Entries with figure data
+ + + +

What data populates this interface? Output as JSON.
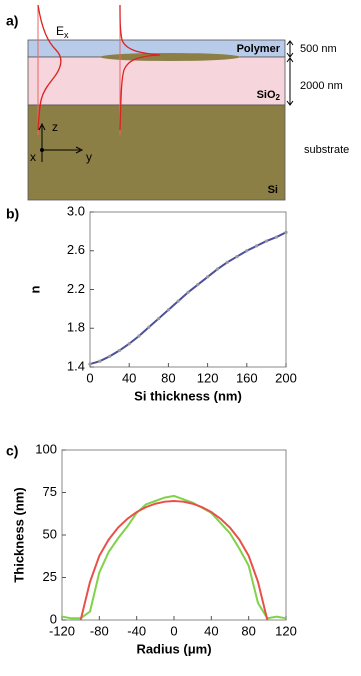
{
  "panel_labels": [
    "a)",
    "b)",
    "c)"
  ],
  "diagram": {
    "field_label": {
      "main": "E",
      "sub": "x"
    },
    "layers": [
      {
        "name": "Polymer",
        "thickness": "500 nm"
      },
      {
        "name": {
          "main": "SiO",
          "sub": "2"
        },
        "thickness": "2000 nm"
      },
      {
        "name": "Si",
        "thickness": "substrate"
      }
    ],
    "axes": [
      "z",
      "x",
      "y"
    ]
  },
  "chart_data": [
    {
      "type": "line",
      "xlabel": "Si thickness (nm)",
      "ylabel": "n",
      "x": [
        0,
        10,
        20,
        30,
        40,
        50,
        60,
        70,
        80,
        90,
        100,
        110,
        120,
        130,
        140,
        150,
        160,
        170,
        180,
        190,
        200
      ],
      "series": [
        {
          "color": "#4b4f9e",
          "marker_color": "#9a9a9a",
          "values": [
            1.43,
            1.46,
            1.51,
            1.57,
            1.64,
            1.72,
            1.81,
            1.9,
            1.99,
            2.08,
            2.17,
            2.25,
            2.33,
            2.41,
            2.48,
            2.54,
            2.6,
            2.65,
            2.7,
            2.74,
            2.79
          ]
        }
      ],
      "xlim": [
        0,
        200
      ],
      "xticks": [
        0,
        40,
        80,
        120,
        160,
        200
      ],
      "ylim": [
        1.4,
        3
      ],
      "yticks": [
        1.4,
        1.8,
        2.2,
        2.6,
        {
          "value": 3,
          "label": "3.0"
        }
      ]
    },
    {
      "type": "line",
      "xlabel": "Radius (μm)",
      "ylabel": "Thickness (nm)",
      "x": [
        -120,
        -110,
        -100,
        -90,
        -80,
        -70,
        -60,
        -50,
        -40,
        -30,
        -20,
        -10,
        0,
        10,
        20,
        30,
        40,
        50,
        60,
        70,
        80,
        90,
        100,
        110,
        120
      ],
      "series": [
        {
          "color": "#7ed348",
          "values": [
            2,
            1,
            1,
            5,
            28,
            40,
            48,
            55,
            63,
            68,
            70,
            72,
            73,
            71,
            69,
            66,
            63,
            57,
            51,
            42,
            32,
            10,
            1,
            2,
            1
          ]
        },
        {
          "color": "#e8504a",
          "values": [
            null,
            null,
            0,
            22.4,
            37.8,
            47.3,
            54.3,
            59.5,
            63.5,
            66.4,
            68.4,
            69.6,
            70,
            69.6,
            68.4,
            66.4,
            63.5,
            59.5,
            54.3,
            47.3,
            37.8,
            22.4,
            0,
            null,
            null
          ]
        }
      ],
      "xlim": [
        -120,
        120
      ],
      "xticks": [
        -120,
        -80,
        -40,
        0,
        40,
        80,
        120
      ],
      "ylim": [
        0,
        100
      ],
      "yticks": [
        0,
        25,
        50,
        75,
        100
      ]
    }
  ]
}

+ + + +

### Task
Make a word-for-word copy of the entries, without any pictures.

### Answer in full
What data populates this interface? Output as JSON.
{
  "panel_labels": [
    "a)",
    "b)",
    "c)"
  ],
  "diagram": {
    "field_label": {
      "main": "E",
      "sub": "x"
    },
    "layers": [
      {
        "name": "Polymer",
        "thickness": "500 nm"
      },
      {
        "name": {
          "main": "SiO",
          "sub": "2"
        },
        "thickness": "2000 nm"
      },
      {
        "name": "Si",
        "thickness": "substrate"
      }
    ],
    "axes": [
      "z",
      "x",
      "y"
    ]
  },
  "chart_data": [
    {
      "type": "line",
      "xlabel": "Si thickness (nm)",
      "ylabel": "n",
      "x": [
        0,
        10,
        20,
        30,
        40,
        50,
        60,
        70,
        80,
        90,
        100,
        110,
        120,
        130,
        140,
        150,
        160,
        170,
        180,
        190,
        200
      ],
      "series": [
        {
          "color": "#4b4f9e",
          "marker_color": "#9a9a9a",
          "values": [
            1.43,
            1.46,
            1.51,
            1.57,
            1.64,
            1.72,
            1.81,
            1.9,
            1.99,
            2.08,
            2.17,
            2.25,
            2.33,
            2.41,
            2.48,
            2.54,
            2.6,
            2.65,
            2.7,
            2.74,
            2.79
          ]
        }
      ],
      "xlim": [
        0,
        200
      ],
      "xticks": [
        0,
        40,
        80,
        120,
        160,
        200
      ],
      "ylim": [
        1.4,
        3
      ],
      "yticks": [
        1.4,
        1.8,
        2.2,
        2.6,
        {
          "value": 3,
          "label": "3.0"
        }
      ]
    },
    {
      "type": "line",
      "xlabel": "Radius (μm)",
      "ylabel": "Thickness (nm)",
      "x": [
        -120,
        -110,
        -100,
        -90,
        -80,
        -70,
        -60,
        -50,
        -40,
        -30,
        -20,
        -10,
        0,
        10,
        20,
        30,
        40,
        50,
        60,
        70,
        80,
        90,
        100,
        110,
        120
      ],
      "series": [
        {
          "color": "#7ed348",
          "values": [
            2,
            1,
            1,
            5,
            28,
            40,
            48,
            55,
            63,
            68,
            70,
            72,
            73,
            71,
            69,
            66,
            63,
            57,
            51,
            42,
            32,
            10,
            1,
            2,
            1
          ]
        },
        {
          "color": "#e8504a",
          "values": [
            null,
            null,
            0,
            22.4,
            37.8,
            47.3,
            54.3,
            59.5,
            63.5,
            66.4,
            68.4,
            69.6,
            70,
            69.6,
            68.4,
            66.4,
            63.5,
            59.5,
            54.3,
            47.3,
            37.8,
            22.4,
            0,
            null,
            null
          ]
        }
      ],
      "xlim": [
        -120,
        120
      ],
      "xticks": [
        -120,
        -80,
        -40,
        0,
        40,
        80,
        120
      ],
      "ylim": [
        0,
        100
      ],
      "yticks": [
        0,
        25,
        50,
        75,
        100
      ]
    }
  ]
}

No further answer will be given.